**Stated exercise**
Provide an exact copy of the data, excluding the images.

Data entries
----

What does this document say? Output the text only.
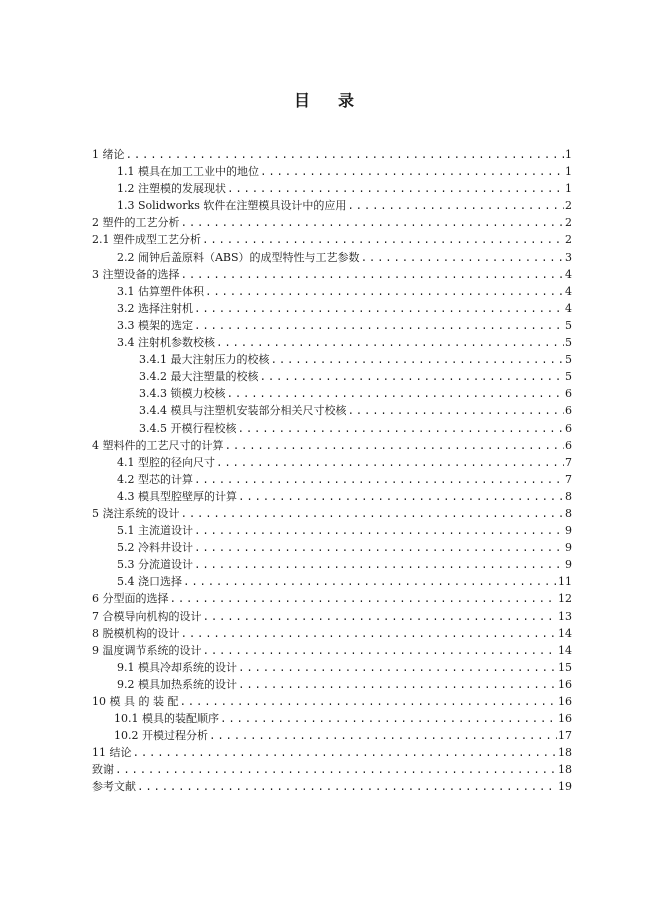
目 录
1 绪论 .....	1
1.1 模具在加工工业中的地位 .....	1
1.2 注塑模的发展现状 .....	1
1.3 Solidworks 软件在注塑模具设计中的应用 .....	2
2 塑件的工艺分析 .....	2
2.1 塑件成型工艺分析 .....	2
2.2 闹钟后盖原料（ABS）的成型特性与工艺参数 .....	3
3 注塑设备的选择 .....	4
3.1 估算塑件体积 .....	4
3.2 选择注射机 .....	4
3.3 模架的选定 .....	5
3.4 注射机参数校核 .....	5
3.4.1 最大注射压力的校核 .....	5
3.4.2 最大注塑量的校核 .....	5
3.4.3 锁模力校核 .....	6
3.4.4 模具与注塑机安装部分相关尺寸校核 .....	6
3.4.5 开模行程校核 .....	6
4 塑料件的工艺尺寸的计算 .....	6
4.1 型腔的径向尺寸 .....	7
4.2 型芯的计算 .....	7
4.3 模具型腔壁厚的计算 .....	8
5 浇注系统的设计 .....	8
5.1 主流道设计 .....	9
5.2 冷料井设计 .....	9
5.3 分流道设计 .....	9
5.4 浇口选择 .....	11
6 分型面的选择 .....	12
7 合模导向机构的设计 .....	13
8 脱模机构的设计 .....	14
9 温度调节系统的设计 .....	14
9.1 模具冷却系统的设计 .....	15
9.2 模具加热系统的设计 .....	16
10 模 具 的 装 配 .....	16
10.1 模具的装配顺序 .....	16
10.2 开模过程分析 .....	17
11 结论 .....	18
致谢 .....	18
参考文献 .....	19
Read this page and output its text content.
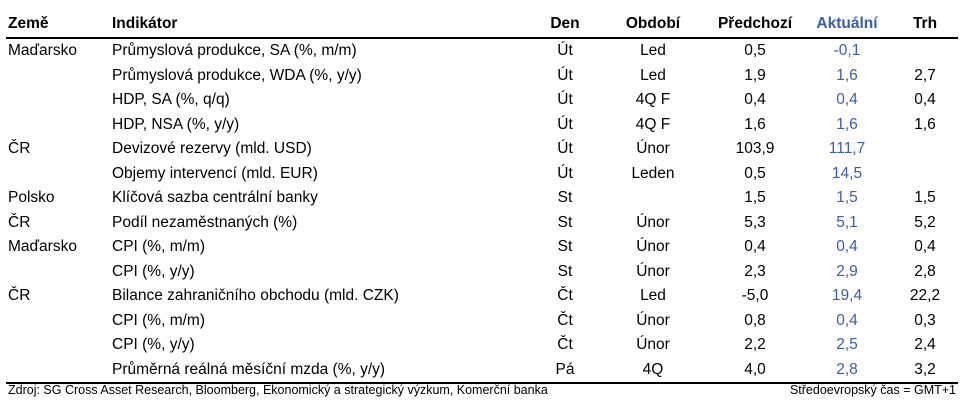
Země	Indikátor	Den	Období	Předchozí	Aktuální	Trh
Maďarsko	Průmyslová produkce, SA (%, m/m)	Út	Led	0,5	-0,1	
	Průmyslová produkce, WDA (%, y/y)	Út	Led	1,9	1,6	2,7
	HDP, SA (%, q/q)	Út	4Q F	0,4	0,4	0,4
	HDP, NSA (%, y/y)	Út	4Q F	1,6	1,6	1,6
ČR	Devizové rezervy (mld. USD)	Út	Únor	103,9	111,7	
	Objemy intervencí (mld. EUR)	Út	Leden	0,5	14,5	
Polsko	Klíčová sazba centrální banky	St		1,5	1,5	1,5
ČR	Podíl nezaměstnaných (%)	St	Únor	5,3	5,1	5,2
Maďarsko	CPI (%, m/m)	St	Únor	0,4	0,4	0,4
	CPI (%, y/y)	St	Únor	2,3	2,9	2,8
ČR	Bilance zahraničního obchodu (mld. CZK)	Čt	Led	-5,0	19,4	22,2
	CPI (%, m/m)	Čt	Únor	0,8	0,4	0,3
	CPI (%, y/y)	Čt	Únor	2,2	2,5	2,4
	Průměrná reálná měsíční mzda (%, y/y)	Pá	4Q	4,0	2,8	3,2
Zdroj: SG Cross Asset Research, Bloomberg, Ekonomický a strategický výzkum, Komerční banka	Středoevropský čas = GMT+1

----

**The response**
What does this document say? Output the text only.
目 录
1 绪论 .....	1
1.1 模具在加工工业中的地位 .....	1
1.2 注塑模的发展现状 .....	1
1.3 Solidworks 软件在注塑模具设计中的应用 .....	2
2 塑件的工艺分析 .....	2
2.1 塑件成型工艺分析 .....	2
2.2 闹钟后盖原料（ABS）的成型特性与工艺参数 .....	3
3 注塑设备的选择 .....	4
3.1 估算塑件体积 .....	4
3.2 选择注射机 .....	4
3.3 模架的选定 .....	5
3.4 注射机参数校核 .....	5
3.4.1 最大注射压力的校核 .....	5
3.4.2 最大注塑量的校核 .....	5
3.4.3 锁模力校核 .....	6
3.4.4 模具与注塑机安装部分相关尺寸校核 .....	6
3.4.5 开模行程校核 .....	6
4 塑料件的工艺尺寸的计算 .....	6
4.1 型腔的径向尺寸 .....	7
4.2 型芯的计算 .....	7
4.3 模具型腔壁厚的计算 .....	8
5 浇注系统的设计 .....	8
5.1 主流道设计 .....	9
5.2 冷料井设计 .....	9
5.3 分流道设计 .....	9
5.4 浇口选择 .....	11
6 分型面的选择 .....	12
7 合模导向机构的设计 .....	13
8 脱模机构的设计 .....	14
9 温度调节系统的设计 .....	14
9.1 模具冷却系统的设计 .....	15
9.2 模具加热系统的设计 .....	16
10 模 具 的 装 配 .....	16
10.1 模具的装配顺序 .....	16
10.2 开模过程分析 .....	17
11 结论 .....	18
致谢 .....	18
参考文献 .....	19
Read this page and output its text content.
Země	Indikátor	Den	Období	Předchozí	Aktuální	Trh
Maďarsko	Průmyslová produkce, SA (%, m/m)	Út	Led	0,5	-0,1	
	Průmyslová produkce, WDA (%, y/y)	Út	Led	1,9	1,6	2,7
	HDP, SA (%, q/q)	Út	4Q F	0,4	0,4	0,4
	HDP, NSA (%, y/y)	Út	4Q F	1,6	1,6	1,6
ČR	Devizové rezervy (mld. USD)	Út	Únor	103,9	111,7	
	Objemy intervencí (mld. EUR)	Út	Leden	0,5	14,5	
Polsko	Klíčová sazba centrální banky	St		1,5	1,5	1,5
ČR	Podíl nezaměstnaných (%)	St	Únor	5,3	5,1	5,2
Maďarsko	CPI (%, m/m)	St	Únor	0,4	0,4	0,4
	CPI (%, y/y)	St	Únor	2,3	2,9	2,8
ČR	Bilance zahraničního obchodu (mld. CZK)	Čt	Led	-5,0	19,4	22,2
	CPI (%, m/m)	Čt	Únor	0,8	0,4	0,3
	CPI (%, y/y)	Čt	Únor	2,2	2,5	2,4
	Průměrná reálná měsíční mzda (%, y/y)	Pá	4Q	4,0	2,8	3,2
Zdroj: SG Cross Asset Research, Bloomberg, Ekonomický a strategický výzkum, Komerční banka	Středoevropský čas = GMT+1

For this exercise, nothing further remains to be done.